--- begin Passage ---
Runs

See here for additional information regarding runs.

class SpellClient.runs
class RunsService(client)

An object for managing Spell runs.

new(**kwargs)

Create a run.

Parameters
  • command (str) – the command to run

  • machine_type (str, optional) – the machine type for the run (default: CPU)

  • project (str, optional) – the name of the project to associate this run with (default: None)

  • description (str, optional) – a description for the run (default: None)

  • github_url (str, optional) – a GitHub URL to a repository for code to include in the run. Not applicable when workspace_id or commit_label is specified.

  • github_ref (str, optional) – a reference to a commit, branch, or tag in the repository corresponding to github_url for code to include in the run (default: master)

  • pip_packages (list of str, optional) – pip dependencies (default: None). For example: ["moviepy", "scikit-image"]

  • requirements_file (str, optional) – a path to a requirements.txt file

  • apt_packages (list of str, optional) – apt dependencies (default: None). For example: ["python-tk", "ffmpeg"]

  • conda_file (str, optional) – the path to a conda environment specification file (default: None)

  • envvars (dict of str -> str, optional) – name to value mapping of environment variables to be set within the the run (default: None). For example: {"VARIABLE" : "VALUE", "LANG" : "C.UTF-8"}

  • framework (str, optional) – the framework to use for the run (default: None). Options are default or tensorflow1.

  • docker_image (str, optional) – the name of docker image to use as base (default: None)

  • attached_resources (dict of str -> str, optional) – resource name to mountpoint mapping of attached resouces for the run (default: None). For example: {"runs/42" : "/mnt/data"}

  • labels (list of str, optional) – a list of labels to assign to the run

  • cwd (str, optional) – the working directory within the repository in which to execute the command. If github_url is not set, the run will default to the root directory of the run, /spell/. If github_url is set, the run will default to the root of the repository.

  • tensorboard_directory (str, optional) – the path where tensorboard files will be read from. The Tensorboard integration will not be activated if this parameter is not set.

  • distributed (int, optional) – executes this run in distributed mode on N machines of the specified machine_type

  • idempotent (bool, optional) – use an existing identical run if available in lieu of re-running (default: false)

  • params (dict, optional) – key-value pairs to be injected into the run command. Each key in the input will be matched to a corresponding :KEY: in the run command, and value will be substituted. For example, params={"foo": "bar"} and echo :FOO: will map to echo bar. If this run is assigned to a project, this parameter will show up as a column (and be filterable) on its project details page.

  • timeout (int, optional) – run timeout in minutes. If this parameter is set, Spell will stop the run after this many minutes have elapsed. If this parameter is not set the run will never be timed out.

  • auto_resume (bool, optional) – spot instance machine types only. Enable or disable auto-resume. If left unspecified the default value for the machine type will be used.

  • commit_label (str, optional) – workflow runs only. A commit label for code to include in the run. The value must correspond to one of the commit labels set at workflow creation time (spell workflow create) using the --repo or --github-repo options.
--- end Passage ---
__What to do__
- A) In the Spell runs documentation, what machine type does a new run use if none is specified?
- B) Write the next part of the Spell runs documentation, starting after the last parameter description.
--- begin Records supplied ---
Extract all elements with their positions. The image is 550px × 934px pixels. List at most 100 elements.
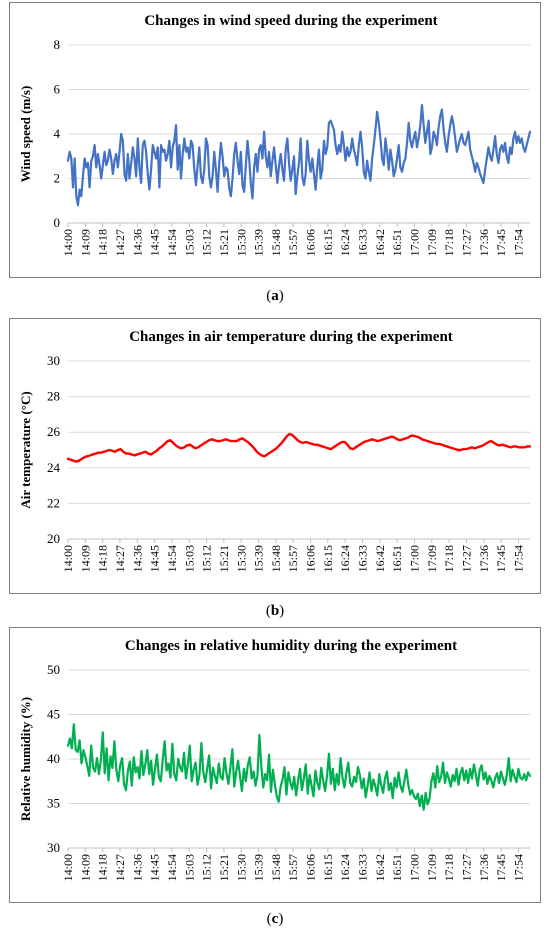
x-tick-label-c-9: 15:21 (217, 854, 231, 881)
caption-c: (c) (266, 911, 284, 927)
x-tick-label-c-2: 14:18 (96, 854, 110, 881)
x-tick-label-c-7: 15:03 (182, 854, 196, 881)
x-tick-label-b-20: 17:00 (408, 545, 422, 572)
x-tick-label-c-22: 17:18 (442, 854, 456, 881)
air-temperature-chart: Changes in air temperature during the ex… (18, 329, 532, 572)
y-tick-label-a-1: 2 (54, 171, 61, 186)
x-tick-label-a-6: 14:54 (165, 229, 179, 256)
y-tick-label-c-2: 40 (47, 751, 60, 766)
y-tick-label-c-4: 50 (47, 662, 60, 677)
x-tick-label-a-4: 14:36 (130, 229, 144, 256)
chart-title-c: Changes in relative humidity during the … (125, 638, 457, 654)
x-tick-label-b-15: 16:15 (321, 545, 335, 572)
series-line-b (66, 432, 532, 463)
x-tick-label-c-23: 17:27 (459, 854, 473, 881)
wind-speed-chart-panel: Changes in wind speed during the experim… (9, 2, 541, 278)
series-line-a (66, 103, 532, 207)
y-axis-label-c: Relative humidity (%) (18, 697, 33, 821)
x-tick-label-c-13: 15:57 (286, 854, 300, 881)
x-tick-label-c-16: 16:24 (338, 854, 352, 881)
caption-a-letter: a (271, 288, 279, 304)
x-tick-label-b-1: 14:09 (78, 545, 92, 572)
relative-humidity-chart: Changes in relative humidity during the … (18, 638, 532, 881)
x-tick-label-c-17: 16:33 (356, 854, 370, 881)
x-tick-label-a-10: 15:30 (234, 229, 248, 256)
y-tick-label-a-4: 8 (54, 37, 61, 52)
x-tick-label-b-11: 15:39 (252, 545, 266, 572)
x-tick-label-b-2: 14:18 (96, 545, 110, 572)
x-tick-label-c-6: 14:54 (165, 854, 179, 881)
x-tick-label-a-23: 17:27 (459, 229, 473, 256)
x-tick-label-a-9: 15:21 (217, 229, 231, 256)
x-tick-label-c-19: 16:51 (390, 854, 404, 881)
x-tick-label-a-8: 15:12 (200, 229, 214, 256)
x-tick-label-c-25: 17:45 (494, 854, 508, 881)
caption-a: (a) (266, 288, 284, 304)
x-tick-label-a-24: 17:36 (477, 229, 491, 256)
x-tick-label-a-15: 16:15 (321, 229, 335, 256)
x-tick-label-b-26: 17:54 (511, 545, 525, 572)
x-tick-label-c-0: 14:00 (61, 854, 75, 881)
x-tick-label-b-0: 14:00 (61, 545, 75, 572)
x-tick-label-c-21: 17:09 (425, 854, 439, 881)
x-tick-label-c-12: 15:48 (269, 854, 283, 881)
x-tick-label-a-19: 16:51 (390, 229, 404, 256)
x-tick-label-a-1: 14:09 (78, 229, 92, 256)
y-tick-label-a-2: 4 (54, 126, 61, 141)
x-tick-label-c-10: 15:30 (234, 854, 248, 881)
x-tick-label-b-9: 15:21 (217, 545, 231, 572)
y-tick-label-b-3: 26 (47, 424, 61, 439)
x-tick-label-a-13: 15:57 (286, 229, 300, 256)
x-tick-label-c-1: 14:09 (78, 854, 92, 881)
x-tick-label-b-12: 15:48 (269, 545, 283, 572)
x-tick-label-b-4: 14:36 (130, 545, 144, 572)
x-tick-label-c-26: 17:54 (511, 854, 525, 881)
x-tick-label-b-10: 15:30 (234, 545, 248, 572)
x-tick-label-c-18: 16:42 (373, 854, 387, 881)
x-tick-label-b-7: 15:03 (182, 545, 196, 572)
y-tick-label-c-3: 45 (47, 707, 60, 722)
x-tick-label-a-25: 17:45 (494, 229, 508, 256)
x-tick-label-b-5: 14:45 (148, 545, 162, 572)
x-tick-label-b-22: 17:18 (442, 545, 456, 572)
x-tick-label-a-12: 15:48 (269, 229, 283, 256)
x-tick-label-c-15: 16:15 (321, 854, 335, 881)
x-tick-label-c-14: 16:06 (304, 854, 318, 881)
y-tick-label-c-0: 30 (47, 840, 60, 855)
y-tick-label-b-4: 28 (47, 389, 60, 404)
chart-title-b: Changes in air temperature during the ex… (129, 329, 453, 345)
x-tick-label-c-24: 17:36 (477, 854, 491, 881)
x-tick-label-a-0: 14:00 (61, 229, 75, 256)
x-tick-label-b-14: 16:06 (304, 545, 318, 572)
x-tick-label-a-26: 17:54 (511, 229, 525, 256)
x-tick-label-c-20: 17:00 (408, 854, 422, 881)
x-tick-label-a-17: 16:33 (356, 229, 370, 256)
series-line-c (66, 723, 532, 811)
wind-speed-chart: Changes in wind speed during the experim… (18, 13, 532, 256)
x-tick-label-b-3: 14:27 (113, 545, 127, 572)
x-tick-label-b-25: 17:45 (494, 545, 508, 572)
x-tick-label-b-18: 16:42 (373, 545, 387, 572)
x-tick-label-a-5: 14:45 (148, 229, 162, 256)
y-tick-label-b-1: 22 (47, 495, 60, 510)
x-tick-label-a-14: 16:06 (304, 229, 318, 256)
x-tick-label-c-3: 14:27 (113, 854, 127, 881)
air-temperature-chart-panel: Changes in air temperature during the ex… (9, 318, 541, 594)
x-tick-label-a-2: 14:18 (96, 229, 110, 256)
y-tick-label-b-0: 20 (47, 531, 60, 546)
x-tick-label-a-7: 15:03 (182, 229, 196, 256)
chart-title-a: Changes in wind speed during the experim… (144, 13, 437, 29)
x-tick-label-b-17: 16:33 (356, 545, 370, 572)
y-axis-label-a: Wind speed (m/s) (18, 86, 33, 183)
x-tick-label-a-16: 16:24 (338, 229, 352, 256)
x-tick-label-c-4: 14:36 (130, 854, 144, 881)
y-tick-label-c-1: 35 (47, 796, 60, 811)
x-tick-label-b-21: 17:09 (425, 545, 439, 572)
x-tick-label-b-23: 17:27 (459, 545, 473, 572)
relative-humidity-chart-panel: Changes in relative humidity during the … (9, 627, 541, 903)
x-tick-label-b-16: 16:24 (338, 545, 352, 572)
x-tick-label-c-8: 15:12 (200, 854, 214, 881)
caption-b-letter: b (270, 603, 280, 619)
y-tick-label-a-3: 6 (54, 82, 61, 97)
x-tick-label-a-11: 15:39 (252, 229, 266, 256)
--- end Records supplied ---
__Responses per task__
- A) CPU

- B)
  • workflow_id (int, optional) – workflow runs only. The id of the workflow to which this run will be associated (default: None). This argument takes precedence over active_workflow, the value set by the client.

Returns

A Run object.

Raises

ClientException – an error occured.

get(run_id)

Fetch an existing run by ID.

Parameters

run_id (int) – the ID of the run to fetch

list(number=50, project=None, show_uncategorized=False, labels=[])

Fetch a list of runs.

Parameters
  • number (int, optional) – the maximum number of runs to fetch (default: 50).

  • project (str, optional) – the project to fetch runs from (default: None).

  • show_uncategorized (bool, optional) – if set to True, this command outputs only uncategorized runs (runs not assigned to a project). If set to False, this command outputs only categorized runs. Defaults to False.

  • labels (list, optional) – return only runs that have one or more of these labels set.

Returns

An list of Run objects.

Raises

ClientException – an error occured.

BUILDING = 'building'

a constant for the “building” state

Type

str

RUNNING = 'running'

a constant for the “running” state

Type

str

SAVING = 'saving'

a constant for the “saving” state

Type

str

PUSHING = 'pushing'

a constant for the “pushing” state

Type

str

COMPLETE = 'complete'

a constant for the “complete” state

Type

str

FAILED = 'failed'

a constant for the “failed” state

Type

str

STOPPED = 'stopped'

a constant for the “stopped” state

Type

str

KILLED = 'killed'

a constant for the “killed” state

Type

str

INTERRUPTED = 'interrupted'

a constant for the “interrupted” state

Type

str

BUILD_FAILED = 'build_failed'

a constant for the “build_failed” state

Type

str

MOUNT_FAILED = 'mount_failed'

a constant for the “mount_failed” state

Type

str

FINAL = ('complete', 'failed', 'build_failed', 'mount_failed', 'interrupted', 'killed', 'stopped')

a tuple of the constants for the final states (i.e., COMPLETE, FAILED, STOPPED, INTERRUPTED and KILLED)

Type

tuple of str

EQUALS = 'eq'

a constant for the equals condition (i.e. metric == b)

Type

str

GREATER_THAN = 'gt'

a constant for the greater than condition (i.e. metric > b)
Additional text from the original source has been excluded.